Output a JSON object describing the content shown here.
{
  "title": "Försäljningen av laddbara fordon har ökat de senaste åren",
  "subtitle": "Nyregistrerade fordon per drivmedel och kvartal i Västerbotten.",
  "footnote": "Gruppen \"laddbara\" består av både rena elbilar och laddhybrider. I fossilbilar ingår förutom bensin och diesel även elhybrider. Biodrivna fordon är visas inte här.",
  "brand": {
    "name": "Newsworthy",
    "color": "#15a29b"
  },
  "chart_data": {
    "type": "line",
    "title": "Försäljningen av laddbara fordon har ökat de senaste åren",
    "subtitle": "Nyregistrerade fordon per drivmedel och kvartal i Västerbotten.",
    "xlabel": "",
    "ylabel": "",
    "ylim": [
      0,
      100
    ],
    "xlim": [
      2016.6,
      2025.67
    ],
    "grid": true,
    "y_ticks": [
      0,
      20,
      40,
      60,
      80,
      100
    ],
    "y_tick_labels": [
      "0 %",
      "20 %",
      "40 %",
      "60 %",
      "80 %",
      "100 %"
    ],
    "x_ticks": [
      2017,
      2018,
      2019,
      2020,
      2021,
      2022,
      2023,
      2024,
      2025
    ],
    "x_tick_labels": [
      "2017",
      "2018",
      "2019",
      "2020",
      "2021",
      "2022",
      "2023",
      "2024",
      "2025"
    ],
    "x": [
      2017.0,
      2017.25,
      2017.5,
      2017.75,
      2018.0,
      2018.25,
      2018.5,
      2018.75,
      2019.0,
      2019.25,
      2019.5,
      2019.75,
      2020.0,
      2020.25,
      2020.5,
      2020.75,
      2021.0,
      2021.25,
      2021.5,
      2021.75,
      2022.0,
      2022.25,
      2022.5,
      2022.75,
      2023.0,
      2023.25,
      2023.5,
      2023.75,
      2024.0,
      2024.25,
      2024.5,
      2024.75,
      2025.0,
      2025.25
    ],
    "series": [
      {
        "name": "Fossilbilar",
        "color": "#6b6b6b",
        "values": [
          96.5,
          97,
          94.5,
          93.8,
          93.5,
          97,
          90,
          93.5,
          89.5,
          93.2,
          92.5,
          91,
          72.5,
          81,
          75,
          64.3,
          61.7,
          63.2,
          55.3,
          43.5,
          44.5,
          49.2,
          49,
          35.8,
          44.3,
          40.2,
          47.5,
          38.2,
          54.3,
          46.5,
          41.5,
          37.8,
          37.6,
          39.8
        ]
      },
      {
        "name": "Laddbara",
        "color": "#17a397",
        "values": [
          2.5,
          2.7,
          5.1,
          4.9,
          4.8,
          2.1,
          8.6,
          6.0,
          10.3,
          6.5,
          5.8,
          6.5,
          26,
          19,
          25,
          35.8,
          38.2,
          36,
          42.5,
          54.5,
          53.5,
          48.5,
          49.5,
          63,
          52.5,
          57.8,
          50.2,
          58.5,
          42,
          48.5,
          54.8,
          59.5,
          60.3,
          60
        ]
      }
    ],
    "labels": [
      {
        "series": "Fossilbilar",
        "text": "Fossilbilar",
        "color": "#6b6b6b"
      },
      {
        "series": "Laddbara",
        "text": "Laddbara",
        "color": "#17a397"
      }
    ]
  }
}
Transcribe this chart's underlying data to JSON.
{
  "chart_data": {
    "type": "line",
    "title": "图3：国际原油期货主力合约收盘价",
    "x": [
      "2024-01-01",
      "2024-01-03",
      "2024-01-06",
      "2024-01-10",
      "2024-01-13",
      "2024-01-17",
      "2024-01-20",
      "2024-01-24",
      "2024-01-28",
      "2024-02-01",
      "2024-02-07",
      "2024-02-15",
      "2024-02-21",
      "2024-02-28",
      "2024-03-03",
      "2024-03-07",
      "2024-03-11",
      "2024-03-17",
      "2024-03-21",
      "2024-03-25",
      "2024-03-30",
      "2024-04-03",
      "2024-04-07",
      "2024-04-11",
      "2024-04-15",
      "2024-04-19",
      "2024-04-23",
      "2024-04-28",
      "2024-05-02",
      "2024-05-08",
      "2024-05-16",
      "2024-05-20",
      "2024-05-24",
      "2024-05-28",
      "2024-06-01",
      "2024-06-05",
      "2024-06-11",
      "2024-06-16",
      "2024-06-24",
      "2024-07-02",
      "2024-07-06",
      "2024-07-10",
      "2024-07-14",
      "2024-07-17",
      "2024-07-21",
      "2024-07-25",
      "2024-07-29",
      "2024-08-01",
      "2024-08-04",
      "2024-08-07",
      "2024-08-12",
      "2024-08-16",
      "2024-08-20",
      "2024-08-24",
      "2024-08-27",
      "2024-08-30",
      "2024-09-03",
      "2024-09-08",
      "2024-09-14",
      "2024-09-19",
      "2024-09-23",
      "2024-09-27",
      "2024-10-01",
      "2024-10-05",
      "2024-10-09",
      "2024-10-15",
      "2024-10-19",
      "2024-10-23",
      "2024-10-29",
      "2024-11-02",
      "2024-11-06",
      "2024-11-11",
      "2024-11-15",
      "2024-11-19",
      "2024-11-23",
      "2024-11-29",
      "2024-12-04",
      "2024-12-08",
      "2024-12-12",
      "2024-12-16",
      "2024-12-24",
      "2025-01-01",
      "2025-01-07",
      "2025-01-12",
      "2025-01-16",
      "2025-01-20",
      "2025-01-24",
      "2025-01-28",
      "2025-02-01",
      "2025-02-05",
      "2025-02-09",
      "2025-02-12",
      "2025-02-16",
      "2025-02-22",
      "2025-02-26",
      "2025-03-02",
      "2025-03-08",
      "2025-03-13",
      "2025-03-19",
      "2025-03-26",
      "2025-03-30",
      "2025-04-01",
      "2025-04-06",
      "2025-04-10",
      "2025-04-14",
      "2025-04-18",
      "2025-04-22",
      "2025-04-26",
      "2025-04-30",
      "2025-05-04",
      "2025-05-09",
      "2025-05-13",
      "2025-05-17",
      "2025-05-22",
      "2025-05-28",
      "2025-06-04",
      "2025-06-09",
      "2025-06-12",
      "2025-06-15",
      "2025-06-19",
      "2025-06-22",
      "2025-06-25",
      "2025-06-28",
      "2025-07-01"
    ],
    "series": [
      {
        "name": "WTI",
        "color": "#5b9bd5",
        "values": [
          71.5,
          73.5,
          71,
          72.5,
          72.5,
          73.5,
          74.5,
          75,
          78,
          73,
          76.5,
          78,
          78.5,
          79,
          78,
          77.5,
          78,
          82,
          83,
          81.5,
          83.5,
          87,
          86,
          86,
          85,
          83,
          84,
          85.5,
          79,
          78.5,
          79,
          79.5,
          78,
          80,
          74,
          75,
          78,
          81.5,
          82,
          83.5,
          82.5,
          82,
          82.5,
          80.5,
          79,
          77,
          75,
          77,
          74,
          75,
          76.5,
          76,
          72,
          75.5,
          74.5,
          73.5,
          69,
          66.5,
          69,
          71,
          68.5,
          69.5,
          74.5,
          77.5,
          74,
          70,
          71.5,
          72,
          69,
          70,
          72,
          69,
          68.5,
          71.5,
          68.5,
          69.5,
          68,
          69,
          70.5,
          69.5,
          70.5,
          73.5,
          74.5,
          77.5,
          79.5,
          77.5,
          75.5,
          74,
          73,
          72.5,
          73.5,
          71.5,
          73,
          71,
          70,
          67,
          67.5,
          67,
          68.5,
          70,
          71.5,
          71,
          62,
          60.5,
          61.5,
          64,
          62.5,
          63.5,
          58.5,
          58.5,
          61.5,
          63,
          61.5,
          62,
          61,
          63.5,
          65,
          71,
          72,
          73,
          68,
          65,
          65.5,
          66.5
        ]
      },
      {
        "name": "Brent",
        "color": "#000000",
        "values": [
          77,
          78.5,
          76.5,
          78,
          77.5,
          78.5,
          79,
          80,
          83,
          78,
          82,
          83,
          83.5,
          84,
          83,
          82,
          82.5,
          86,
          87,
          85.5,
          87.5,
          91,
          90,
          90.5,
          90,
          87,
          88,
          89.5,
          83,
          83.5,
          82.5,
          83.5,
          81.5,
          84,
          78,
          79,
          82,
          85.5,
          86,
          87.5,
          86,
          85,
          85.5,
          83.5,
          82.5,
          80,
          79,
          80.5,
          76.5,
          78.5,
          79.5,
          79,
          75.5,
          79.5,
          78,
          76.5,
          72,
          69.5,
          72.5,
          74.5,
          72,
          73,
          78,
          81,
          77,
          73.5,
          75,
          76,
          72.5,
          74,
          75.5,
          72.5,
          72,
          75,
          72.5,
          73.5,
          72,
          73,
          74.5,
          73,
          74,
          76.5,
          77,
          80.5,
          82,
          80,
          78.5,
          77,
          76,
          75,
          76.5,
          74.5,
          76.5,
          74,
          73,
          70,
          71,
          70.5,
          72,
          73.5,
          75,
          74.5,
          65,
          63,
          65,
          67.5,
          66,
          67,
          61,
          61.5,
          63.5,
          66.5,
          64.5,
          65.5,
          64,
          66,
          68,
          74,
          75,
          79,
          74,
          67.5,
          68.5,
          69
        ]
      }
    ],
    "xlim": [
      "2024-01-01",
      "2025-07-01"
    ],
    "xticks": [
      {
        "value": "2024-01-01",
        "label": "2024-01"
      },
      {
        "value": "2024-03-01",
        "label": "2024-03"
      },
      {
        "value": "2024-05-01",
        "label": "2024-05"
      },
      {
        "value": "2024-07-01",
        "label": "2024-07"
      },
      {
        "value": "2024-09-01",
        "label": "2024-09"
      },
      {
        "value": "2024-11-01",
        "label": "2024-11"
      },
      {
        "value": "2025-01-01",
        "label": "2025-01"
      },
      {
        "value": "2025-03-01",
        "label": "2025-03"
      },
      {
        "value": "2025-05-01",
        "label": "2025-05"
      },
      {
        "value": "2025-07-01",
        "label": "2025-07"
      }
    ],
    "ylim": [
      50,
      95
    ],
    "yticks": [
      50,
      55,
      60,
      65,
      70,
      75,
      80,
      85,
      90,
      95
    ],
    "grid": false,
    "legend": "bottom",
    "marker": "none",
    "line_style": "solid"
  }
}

REQUIRED WORK: Where a line above includes "drivmedel", copy that line.

CORRECT OUTPUT:
  "subtitle": "Nyregistrerade fordon per drivmedel och kvartal i Västerbotten.",
    "subtitle": "Nyregistrerade fordon per drivmedel och kvartal i Västerbotten.",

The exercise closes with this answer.